TASK OBJECTIVE ▸
Return every entry exactly as written.

GIVEN DATA ▸
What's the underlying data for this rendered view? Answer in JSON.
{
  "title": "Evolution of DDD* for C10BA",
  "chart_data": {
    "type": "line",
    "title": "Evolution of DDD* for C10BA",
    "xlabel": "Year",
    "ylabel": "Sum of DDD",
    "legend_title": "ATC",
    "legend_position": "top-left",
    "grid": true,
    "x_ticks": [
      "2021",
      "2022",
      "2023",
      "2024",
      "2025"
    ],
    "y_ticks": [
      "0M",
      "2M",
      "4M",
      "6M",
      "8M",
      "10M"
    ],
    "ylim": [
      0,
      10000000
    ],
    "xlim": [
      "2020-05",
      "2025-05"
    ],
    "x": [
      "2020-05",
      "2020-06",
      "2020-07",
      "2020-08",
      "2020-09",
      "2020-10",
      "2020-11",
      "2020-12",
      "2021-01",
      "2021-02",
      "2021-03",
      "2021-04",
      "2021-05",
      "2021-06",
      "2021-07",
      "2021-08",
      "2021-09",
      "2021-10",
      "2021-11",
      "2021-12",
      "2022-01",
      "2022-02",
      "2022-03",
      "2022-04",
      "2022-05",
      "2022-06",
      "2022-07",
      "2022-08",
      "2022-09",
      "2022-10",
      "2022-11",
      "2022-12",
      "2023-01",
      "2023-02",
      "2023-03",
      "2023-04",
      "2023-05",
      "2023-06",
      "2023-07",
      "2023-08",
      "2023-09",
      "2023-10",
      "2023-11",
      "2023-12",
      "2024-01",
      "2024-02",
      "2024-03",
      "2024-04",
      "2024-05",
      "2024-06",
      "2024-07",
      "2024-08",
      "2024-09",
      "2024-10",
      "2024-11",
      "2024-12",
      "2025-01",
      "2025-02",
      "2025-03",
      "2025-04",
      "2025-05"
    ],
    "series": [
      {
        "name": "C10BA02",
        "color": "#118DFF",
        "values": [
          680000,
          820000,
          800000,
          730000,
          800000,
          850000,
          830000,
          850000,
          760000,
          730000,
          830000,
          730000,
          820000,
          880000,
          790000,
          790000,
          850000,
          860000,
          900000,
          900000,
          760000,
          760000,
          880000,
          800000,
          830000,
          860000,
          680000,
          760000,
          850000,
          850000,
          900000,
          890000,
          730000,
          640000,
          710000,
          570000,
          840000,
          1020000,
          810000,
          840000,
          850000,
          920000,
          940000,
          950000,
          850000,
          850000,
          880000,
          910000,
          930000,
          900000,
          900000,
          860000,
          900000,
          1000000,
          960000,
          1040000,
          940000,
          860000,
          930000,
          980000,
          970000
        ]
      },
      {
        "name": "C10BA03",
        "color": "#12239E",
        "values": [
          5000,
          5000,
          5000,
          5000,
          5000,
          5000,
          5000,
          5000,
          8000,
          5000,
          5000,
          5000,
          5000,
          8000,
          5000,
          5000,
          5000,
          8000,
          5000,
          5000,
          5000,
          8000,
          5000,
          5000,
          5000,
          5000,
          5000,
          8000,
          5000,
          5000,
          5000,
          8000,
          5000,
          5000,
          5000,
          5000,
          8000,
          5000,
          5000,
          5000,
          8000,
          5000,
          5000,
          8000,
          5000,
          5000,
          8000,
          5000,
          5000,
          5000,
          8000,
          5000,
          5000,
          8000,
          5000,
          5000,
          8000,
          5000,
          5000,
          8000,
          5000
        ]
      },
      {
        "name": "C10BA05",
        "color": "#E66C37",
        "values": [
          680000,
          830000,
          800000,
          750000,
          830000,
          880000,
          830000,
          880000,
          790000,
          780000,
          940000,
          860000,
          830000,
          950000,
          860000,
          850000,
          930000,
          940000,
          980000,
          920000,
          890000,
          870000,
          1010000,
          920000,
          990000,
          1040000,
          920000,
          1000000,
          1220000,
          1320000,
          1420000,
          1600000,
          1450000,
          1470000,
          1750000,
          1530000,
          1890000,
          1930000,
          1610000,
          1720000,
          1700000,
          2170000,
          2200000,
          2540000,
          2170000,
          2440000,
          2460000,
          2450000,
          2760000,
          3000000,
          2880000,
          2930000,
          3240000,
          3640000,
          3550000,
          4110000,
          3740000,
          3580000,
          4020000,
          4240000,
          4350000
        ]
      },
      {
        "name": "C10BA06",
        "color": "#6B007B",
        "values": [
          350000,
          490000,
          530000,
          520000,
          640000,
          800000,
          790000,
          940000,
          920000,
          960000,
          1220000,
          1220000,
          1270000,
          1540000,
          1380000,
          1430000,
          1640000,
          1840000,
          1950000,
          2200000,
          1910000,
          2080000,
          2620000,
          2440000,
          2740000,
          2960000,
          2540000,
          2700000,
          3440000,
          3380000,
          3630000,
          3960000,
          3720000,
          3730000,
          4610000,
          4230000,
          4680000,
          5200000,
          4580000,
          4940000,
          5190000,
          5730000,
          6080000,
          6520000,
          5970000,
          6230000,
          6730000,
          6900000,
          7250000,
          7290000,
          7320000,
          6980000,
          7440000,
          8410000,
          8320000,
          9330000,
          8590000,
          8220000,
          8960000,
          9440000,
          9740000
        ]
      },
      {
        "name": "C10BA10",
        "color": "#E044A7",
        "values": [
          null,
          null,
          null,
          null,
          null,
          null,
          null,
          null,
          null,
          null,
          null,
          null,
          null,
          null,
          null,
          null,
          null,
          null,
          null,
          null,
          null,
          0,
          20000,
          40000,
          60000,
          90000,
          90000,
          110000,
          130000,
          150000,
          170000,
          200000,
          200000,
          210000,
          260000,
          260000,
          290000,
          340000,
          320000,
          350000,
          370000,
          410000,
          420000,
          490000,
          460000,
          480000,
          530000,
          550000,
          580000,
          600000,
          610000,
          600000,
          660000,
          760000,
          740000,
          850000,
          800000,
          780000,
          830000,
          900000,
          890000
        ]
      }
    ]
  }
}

TASK RESPONSE ▸
What's the underlying data for this rendered view? Answer in JSON.
{
  "title": "Evolution of DDD* for C10BA",
  "chart_data": {
    "type": "line",
    "title": "Evolution of DDD* for C10BA",
    "xlabel": "Year",
    "ylabel": "Sum of DDD",
    "legend_title": "ATC",
    "legend_position": "top-left",
    "grid": true,
    "x_ticks": [
      "2021",
      "2022",
      "2023",
      "2024",
      "2025"
    ],
    "y_ticks": [
      "0M",
      "2M",
      "4M",
      "6M",
      "8M",
      "10M"
    ],
    "ylim": [
      0,
      10000000
    ],
    "xlim": [
      "2020-05",
      "2025-05"
    ],
    "x": [
      "2020-05",
      "2020-06",
      "2020-07",
      "2020-08",
      "2020-09",
      "2020-10",
      "2020-11",
      "2020-12",
      "2021-01",
      "2021-02",
      "2021-03",
      "2021-04",
      "2021-05",
      "2021-06",
      "2021-07",
      "2021-08",
      "2021-09",
      "2021-10",
      "2021-11",
      "2021-12",
      "2022-01",
      "2022-02",
      "2022-03",
      "2022-04",
      "2022-05",
      "2022-06",
      "2022-07",
      "2022-08",
      "2022-09",
      "2022-10",
      "2022-11",
      "2022-12",
      "2023-01",
      "2023-02",
      "2023-03",
      "2023-04",
      "2023-05",
      "2023-06",
      "2023-07",
      "2023-08",
      "2023-09",
      "2023-10",
      "2023-11",
      "2023-12",
      "2024-01",
      "2024-02",
      "2024-03",
      "2024-04",
      "2024-05",
      "2024-06",
      "2024-07",
      "2024-08",
      "2024-09",
      "2024-10",
      "2024-11",
      "2024-12",
      "2025-01",
      "2025-02",
      "2025-03",
      "2025-04",
      "2025-05"
    ],
    "series": [
      {
        "name": "C10BA02",
        "color": "#118DFF",
        "values": [
          680000,
          820000,
          800000,
          730000,
          800000,
          850000,
          830000,
          850000,
          760000,
          730000,
          830000,
          730000,
          820000,
          880000,
          790000,
          790000,
          850000,
          860000,
          900000,
          900000,
          760000,
          760000,
          880000,
          800000,
          830000,
          860000,
          680000,
          760000,
          850000,
          850000,
          900000,
          890000,
          730000,
          640000,
          710000,
          570000,
          840000,
          1020000,
          810000,
          840000,
          850000,
          920000,
          940000,
          950000,
          850000,
          850000,
          880000,
          910000,
          930000,
          900000,
          900000,
          860000,
          900000,
          1000000,
          960000,
          1040000,
          940000,
          860000,
          930000,
          980000,
          970000
        ]
      },
      {
        "name": "C10BA03",
        "color": "#12239E",
        "values": [
          5000,
          5000,
          5000,
          5000,
          5000,
          5000,
          5000,
          5000,
          8000,
          5000,
          5000,
          5000,
          5000,
          8000,
          5000,
          5000,
          5000,
          8000,
          5000,
          5000,
          5000,
          8000,
          5000,
          5000,
          5000,
          5000,
          5000,
          8000,
          5000,
          5000,
          5000,
          8000,
          5000,
          5000,
          5000,
          5000,
          8000,
          5000,
          5000,
          5000,
          8000,
          5000,
          5000,
          8000,
          5000,
          5000,
          8000,
          5000,
          5000,
          5000,
          8000,
          5000,
          5000,
          8000,
          5000,
          5000,
          8000,
          5000,
          5000,
          8000,
          5000
        ]
      },
      {
        "name": "C10BA05",
        "color": "#E66C37",
        "values": [
          680000,
          830000,
          800000,
          750000,
          830000,
          880000,
          830000,
          880000,
          790000,
          780000,
          940000,
          860000,
          830000,
          950000,
          860000,
          850000,
          930000,
          940000,
          980000,
          920000,
          890000,
          870000,
          1010000,
          920000,
          990000,
          1040000,
          920000,
          1000000,
          1220000,
          1320000,
          1420000,
          1600000,
          1450000,
          1470000,
          1750000,
          1530000,
          1890000,
          1930000,
          1610000,
          1720000,
          1700000,
          2170000,
          2200000,
          2540000,
          2170000,
          2440000,
          2460000,
          2450000,
          2760000,
          3000000,
          2880000,
          2930000,
          3240000,
          3640000,
          3550000,
          4110000,
          3740000,
          3580000,
          4020000,
          4240000,
          4350000
        ]
      },
      {
        "name": "C10BA06",
        "color": "#6B007B",
        "values": [
          350000,
          490000,
          530000,
          520000,
          640000,
          800000,
          790000,
          940000,
          920000,
          960000,
          1220000,
          1220000,
          1270000,
          1540000,
          1380000,
          1430000,
          1640000,
          1840000,
          1950000,
          2200000,
          1910000,
          2080000,
          2620000,
          2440000,
          2740000,
          2960000,
          2540000,
          2700000,
          3440000,
          3380000,
          3630000,
          3960000,
          3720000,
          3730000,
          4610000,
          4230000,
          4680000,
          5200000,
          4580000,
          4940000,
          5190000,
          5730000,
          6080000,
          6520000,
          5970000,
          6230000,
          6730000,
          6900000,
          7250000,
          7290000,
          7320000,
          6980000,
          7440000,
          8410000,
          8320000,
          9330000,
          8590000,
          8220000,
          8960000,
          9440000,
          9740000
        ]
      },
      {
        "name": "C10BA10",
        "color": "#E044A7",
        "values": [
          null,
          null,
          null,
          null,
          null,
          null,
          null,
          null,
          null,
          null,
          null,
          null,
          null,
          null,
          null,
          null,
          null,
          null,
          null,
          null,
          null,
          0,
          20000,
          40000,
          60000,
          90000,
          90000,
          110000,
          130000,
          150000,
          170000,
          200000,
          200000,
          210000,
          260000,
          260000,
          290000,
          340000,
          320000,
          350000,
          370000,
          410000,
          420000,
          490000,
          460000,
          480000,
          530000,
          550000,
          580000,
          600000,
          610000,
          600000,
          660000,
          760000,
          740000,
          850000,
          800000,
          780000,
          830000,
          900000,
          890000
        ]
      }
    ]
  }
}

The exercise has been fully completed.